- [DIRECTION]
Write out the rows below as a numbered list, starting with the row that contains "segment this screenshot: for" and going on through the row that contains "text-line: [256, 585, 478, 602]", leaving out any blank lines. Include only those rows.

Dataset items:
-----
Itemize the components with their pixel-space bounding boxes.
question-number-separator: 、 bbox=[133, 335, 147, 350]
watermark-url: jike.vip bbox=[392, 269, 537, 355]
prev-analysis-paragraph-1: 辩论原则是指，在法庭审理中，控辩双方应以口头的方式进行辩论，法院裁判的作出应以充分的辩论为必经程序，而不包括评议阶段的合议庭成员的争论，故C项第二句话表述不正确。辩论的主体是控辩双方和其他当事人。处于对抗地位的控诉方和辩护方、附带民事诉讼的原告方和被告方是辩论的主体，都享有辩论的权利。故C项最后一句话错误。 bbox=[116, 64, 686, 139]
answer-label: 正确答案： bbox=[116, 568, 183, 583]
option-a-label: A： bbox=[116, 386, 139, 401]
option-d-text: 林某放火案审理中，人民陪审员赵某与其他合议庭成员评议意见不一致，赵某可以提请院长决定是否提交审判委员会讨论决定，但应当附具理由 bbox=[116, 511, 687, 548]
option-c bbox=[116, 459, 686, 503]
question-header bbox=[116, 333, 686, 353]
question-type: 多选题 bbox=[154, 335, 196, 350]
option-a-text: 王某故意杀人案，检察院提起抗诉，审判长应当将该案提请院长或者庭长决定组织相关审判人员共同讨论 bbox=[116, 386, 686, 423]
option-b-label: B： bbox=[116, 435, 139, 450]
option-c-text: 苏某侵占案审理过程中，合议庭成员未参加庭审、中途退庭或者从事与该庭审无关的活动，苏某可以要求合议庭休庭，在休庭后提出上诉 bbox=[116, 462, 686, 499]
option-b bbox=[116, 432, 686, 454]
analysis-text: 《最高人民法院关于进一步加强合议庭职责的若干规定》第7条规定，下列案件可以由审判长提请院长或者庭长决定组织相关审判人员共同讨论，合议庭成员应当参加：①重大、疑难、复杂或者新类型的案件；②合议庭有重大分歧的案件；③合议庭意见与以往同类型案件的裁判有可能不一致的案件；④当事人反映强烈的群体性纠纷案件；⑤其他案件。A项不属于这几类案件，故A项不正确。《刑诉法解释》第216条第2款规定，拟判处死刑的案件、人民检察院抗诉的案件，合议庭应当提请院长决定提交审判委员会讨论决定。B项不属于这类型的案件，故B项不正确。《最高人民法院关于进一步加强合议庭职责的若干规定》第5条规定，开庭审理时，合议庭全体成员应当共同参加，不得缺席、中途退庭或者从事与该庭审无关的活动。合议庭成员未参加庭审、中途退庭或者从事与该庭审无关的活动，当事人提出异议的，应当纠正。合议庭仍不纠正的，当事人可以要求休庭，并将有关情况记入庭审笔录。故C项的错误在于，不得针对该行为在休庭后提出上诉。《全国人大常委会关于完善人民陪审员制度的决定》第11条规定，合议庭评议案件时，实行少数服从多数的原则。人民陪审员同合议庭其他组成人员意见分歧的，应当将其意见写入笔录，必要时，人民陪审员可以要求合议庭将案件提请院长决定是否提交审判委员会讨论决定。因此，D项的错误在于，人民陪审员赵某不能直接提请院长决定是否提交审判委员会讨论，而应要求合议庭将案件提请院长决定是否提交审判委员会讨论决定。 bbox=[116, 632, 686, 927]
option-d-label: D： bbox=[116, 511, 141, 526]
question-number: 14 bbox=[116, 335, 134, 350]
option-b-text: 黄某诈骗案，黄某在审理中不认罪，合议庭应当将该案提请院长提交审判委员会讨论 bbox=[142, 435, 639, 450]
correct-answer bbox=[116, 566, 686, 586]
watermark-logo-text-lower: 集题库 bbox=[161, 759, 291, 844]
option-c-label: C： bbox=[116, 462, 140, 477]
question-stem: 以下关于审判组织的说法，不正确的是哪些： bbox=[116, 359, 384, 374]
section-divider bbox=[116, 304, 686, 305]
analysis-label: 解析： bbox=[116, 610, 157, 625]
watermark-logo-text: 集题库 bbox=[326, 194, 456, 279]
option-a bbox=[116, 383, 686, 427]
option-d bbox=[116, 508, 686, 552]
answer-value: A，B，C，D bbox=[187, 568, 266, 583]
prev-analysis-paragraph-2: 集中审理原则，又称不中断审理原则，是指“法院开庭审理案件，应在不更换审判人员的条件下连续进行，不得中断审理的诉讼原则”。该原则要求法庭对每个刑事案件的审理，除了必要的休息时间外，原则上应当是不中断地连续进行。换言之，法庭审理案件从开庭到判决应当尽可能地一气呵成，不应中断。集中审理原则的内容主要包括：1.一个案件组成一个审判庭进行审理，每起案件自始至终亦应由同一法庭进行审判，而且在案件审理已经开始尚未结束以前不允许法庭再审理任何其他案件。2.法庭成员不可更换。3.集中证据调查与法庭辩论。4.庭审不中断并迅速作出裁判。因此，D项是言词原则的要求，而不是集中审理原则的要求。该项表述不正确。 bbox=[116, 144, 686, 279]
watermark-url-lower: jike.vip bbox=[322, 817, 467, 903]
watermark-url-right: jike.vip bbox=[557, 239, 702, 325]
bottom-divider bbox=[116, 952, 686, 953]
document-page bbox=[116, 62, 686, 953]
-----
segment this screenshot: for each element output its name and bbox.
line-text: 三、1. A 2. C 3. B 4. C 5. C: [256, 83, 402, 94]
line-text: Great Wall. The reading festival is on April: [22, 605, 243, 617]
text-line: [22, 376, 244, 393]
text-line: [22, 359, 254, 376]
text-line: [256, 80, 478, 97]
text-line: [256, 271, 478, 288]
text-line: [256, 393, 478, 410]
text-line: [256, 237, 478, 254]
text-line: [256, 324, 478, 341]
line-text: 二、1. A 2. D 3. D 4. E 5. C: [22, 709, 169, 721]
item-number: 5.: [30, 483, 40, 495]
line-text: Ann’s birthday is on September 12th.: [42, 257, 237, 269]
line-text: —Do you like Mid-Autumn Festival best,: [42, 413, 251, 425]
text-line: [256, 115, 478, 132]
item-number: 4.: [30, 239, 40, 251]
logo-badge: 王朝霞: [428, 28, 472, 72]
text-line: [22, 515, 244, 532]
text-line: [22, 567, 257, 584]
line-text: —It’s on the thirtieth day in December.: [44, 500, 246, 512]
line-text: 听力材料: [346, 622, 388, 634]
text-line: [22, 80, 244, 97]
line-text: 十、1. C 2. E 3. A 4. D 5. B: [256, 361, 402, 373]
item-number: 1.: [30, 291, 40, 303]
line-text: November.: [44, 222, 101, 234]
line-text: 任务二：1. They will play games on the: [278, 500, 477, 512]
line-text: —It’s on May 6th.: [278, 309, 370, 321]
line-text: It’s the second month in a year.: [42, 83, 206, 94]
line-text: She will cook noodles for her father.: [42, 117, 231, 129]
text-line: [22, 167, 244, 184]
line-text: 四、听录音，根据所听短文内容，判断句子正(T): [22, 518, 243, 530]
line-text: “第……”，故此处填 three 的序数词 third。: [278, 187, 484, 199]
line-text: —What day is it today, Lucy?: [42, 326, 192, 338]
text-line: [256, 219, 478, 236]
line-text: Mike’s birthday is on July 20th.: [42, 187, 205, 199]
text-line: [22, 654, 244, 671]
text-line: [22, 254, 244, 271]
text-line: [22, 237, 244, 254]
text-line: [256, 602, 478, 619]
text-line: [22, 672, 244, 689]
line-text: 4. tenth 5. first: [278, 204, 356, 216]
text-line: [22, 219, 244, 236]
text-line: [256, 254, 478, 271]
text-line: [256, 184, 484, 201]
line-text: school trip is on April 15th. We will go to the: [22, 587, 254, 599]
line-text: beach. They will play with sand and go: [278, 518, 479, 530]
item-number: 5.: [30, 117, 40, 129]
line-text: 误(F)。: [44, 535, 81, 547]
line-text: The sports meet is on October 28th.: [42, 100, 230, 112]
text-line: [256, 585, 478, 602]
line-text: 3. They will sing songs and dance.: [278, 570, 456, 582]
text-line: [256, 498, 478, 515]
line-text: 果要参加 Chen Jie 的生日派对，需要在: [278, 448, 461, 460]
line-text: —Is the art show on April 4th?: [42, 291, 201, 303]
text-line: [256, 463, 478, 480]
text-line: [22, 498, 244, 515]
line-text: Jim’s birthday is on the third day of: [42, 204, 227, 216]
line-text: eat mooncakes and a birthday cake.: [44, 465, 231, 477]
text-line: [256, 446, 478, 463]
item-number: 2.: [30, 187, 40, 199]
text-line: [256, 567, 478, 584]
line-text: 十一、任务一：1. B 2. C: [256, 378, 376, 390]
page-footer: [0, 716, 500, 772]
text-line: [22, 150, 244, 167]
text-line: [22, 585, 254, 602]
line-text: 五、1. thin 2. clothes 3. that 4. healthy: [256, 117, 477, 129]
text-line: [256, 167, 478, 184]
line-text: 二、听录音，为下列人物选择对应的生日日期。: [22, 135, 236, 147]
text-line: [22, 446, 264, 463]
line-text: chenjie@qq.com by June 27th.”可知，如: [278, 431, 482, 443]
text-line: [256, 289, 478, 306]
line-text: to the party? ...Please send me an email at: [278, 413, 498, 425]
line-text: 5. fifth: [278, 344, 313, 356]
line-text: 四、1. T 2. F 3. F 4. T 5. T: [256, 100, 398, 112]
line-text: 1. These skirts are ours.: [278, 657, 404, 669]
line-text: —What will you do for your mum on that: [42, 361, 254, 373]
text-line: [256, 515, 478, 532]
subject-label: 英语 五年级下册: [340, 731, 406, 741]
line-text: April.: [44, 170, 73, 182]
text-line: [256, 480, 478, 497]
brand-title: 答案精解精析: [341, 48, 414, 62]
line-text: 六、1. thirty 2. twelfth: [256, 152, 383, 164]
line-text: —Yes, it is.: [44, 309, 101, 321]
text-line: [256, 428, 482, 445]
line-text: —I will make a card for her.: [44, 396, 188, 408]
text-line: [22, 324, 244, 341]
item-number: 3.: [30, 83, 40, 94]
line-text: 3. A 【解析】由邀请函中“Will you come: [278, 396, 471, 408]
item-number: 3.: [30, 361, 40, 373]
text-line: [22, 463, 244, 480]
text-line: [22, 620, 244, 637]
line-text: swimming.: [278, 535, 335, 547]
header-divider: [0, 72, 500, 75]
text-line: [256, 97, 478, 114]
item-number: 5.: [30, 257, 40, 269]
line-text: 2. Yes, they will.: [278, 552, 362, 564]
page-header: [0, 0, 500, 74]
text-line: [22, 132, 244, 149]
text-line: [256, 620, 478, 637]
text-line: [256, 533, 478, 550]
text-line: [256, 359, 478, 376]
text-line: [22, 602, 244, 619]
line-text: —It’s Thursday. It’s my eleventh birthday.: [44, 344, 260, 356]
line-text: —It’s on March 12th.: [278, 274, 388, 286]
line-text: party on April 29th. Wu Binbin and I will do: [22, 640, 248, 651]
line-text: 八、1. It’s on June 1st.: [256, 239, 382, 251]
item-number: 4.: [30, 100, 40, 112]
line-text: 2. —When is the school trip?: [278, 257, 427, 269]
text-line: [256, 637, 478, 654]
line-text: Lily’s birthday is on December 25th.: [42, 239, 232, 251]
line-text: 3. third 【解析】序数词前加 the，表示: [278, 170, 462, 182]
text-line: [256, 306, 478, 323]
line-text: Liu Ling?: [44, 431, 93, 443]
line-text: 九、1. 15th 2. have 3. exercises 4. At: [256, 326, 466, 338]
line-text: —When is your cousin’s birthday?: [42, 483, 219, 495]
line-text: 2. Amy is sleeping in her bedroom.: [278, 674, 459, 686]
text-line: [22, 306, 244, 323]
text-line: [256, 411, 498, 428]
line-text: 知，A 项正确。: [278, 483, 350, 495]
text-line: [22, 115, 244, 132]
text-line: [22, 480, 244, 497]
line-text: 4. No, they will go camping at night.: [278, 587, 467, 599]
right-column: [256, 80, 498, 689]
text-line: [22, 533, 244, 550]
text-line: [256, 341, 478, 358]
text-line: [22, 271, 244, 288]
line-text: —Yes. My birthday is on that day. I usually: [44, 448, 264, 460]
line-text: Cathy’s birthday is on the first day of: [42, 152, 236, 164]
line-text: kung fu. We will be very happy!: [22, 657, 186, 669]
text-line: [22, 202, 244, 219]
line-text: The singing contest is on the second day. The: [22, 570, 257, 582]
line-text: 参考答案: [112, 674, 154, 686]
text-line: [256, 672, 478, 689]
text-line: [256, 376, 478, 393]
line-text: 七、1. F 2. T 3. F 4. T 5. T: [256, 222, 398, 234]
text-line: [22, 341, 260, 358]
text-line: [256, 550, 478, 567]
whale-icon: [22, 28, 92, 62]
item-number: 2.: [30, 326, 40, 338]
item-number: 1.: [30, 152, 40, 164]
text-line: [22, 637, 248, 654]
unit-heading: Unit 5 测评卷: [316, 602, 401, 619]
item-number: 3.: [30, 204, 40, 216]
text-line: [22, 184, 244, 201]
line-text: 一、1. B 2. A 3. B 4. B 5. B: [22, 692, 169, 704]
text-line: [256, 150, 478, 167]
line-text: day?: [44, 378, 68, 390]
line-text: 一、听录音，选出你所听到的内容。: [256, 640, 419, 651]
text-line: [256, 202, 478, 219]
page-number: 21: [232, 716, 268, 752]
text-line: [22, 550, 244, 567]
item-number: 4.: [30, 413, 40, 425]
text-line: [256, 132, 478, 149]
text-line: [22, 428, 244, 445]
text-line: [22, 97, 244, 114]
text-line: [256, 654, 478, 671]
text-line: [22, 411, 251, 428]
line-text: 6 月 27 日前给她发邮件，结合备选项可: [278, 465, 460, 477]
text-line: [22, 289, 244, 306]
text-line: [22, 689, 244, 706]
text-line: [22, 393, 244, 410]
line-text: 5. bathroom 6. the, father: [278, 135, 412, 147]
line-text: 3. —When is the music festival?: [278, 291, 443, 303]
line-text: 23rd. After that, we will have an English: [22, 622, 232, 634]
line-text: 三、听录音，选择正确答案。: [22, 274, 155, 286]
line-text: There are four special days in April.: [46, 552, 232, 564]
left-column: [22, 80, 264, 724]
-----
- [ANSWER TO THE TASK]
1. segment this screenshot: for each element output its name and bbox.
2. line-text: 三、1. A 2. C 3. B 4. C 5. C: [256, 83, 402, 94]
3. line-text: Great Wall. The reading festival is on April: [22, 605, 243, 617]
4. text-line: [22, 376, 244, 393]
5. text-line: [22, 359, 254, 376]
6. text-line: [256, 80, 478, 97]
7. text-line: [256, 271, 478, 288]
8. text-line: [256, 393, 478, 410]
9. text-line: [256, 237, 478, 254]
10. text-line: [256, 324, 478, 341]
11. line-text: 二、1. A 2. D 3. D 4. E 5. C: [22, 709, 169, 721]
12. item-number: 5.: [30, 483, 40, 495]
13. line-text: Ann’s birthday is on September 12th.: [42, 257, 237, 269]
14. line-text: —Do you like Mid-Autumn Festival best,: [42, 413, 251, 425]
15. text-line: [256, 115, 478, 132]
16. item-number: 4.: [30, 239, 40, 251]
17. logo-badge: 王朝霞: [428, 28, 472, 72]
18. text-line: [22, 515, 244, 532]
19. text-line: [22, 567, 257, 584]
20. line-text: —It’s on the thirtieth day in December.: [44, 500, 246, 512]
21. line-text: 听力材料: [346, 622, 388, 634]
22. text-line: [22, 80, 244, 97]
23. line-text: 十、1. C 2. E 3. A 4. D 5. B: [256, 361, 402, 373]
24. item-number: 1.: [30, 291, 40, 303]
25. line-text: November.: [44, 222, 101, 234]
26. line-text: 任务二：1. They will play games on the: [278, 500, 477, 512]
27. line-text: —It’s on May 6th.: [278, 309, 370, 321]
28. line-text: It’s the second month in a year.: [42, 83, 206, 94]
29. line-text: She will cook noodles for her father.: [42, 117, 231, 129]
30. text-line: [22, 167, 244, 184]
31. line-text: 四、听录音，根据所听短文内容，判断句子正(T): [22, 518, 243, 530]
32. line-text: “第……”，故此处填 three 的序数词 third。: [278, 187, 484, 199]
33. line-text: —What day is it today, Lucy?: [42, 326, 192, 338]
34. text-line: [256, 219, 478, 236]
35. line-text: Mike’s birthday is on July 20th.: [42, 187, 205, 199]
36. text-line: [22, 654, 244, 671]
37. text-line: [22, 254, 244, 271]
38. text-line: [22, 237, 244, 254]
39. text-line: [256, 602, 478, 619]
40. text-line: [22, 672, 244, 689]
41. line-text: 4. tenth 5. first: [278, 204, 356, 216]
42. text-line: [22, 219, 244, 236]
43. text-line: [256, 254, 478, 271]
44. text-line: [256, 184, 484, 201]
45. line-text: school trip is on April 15th. We will go to the: [22, 587, 254, 599]
46. line-text: beach. They will play with sand and go: [278, 518, 479, 530]
47. item-number: 5.: [30, 117, 40, 129]
48. line-text: 误(F)。: [44, 535, 81, 547]
49. line-text: The sports meet is on October 28th.: [42, 100, 230, 112]
50. text-line: [256, 585, 478, 602]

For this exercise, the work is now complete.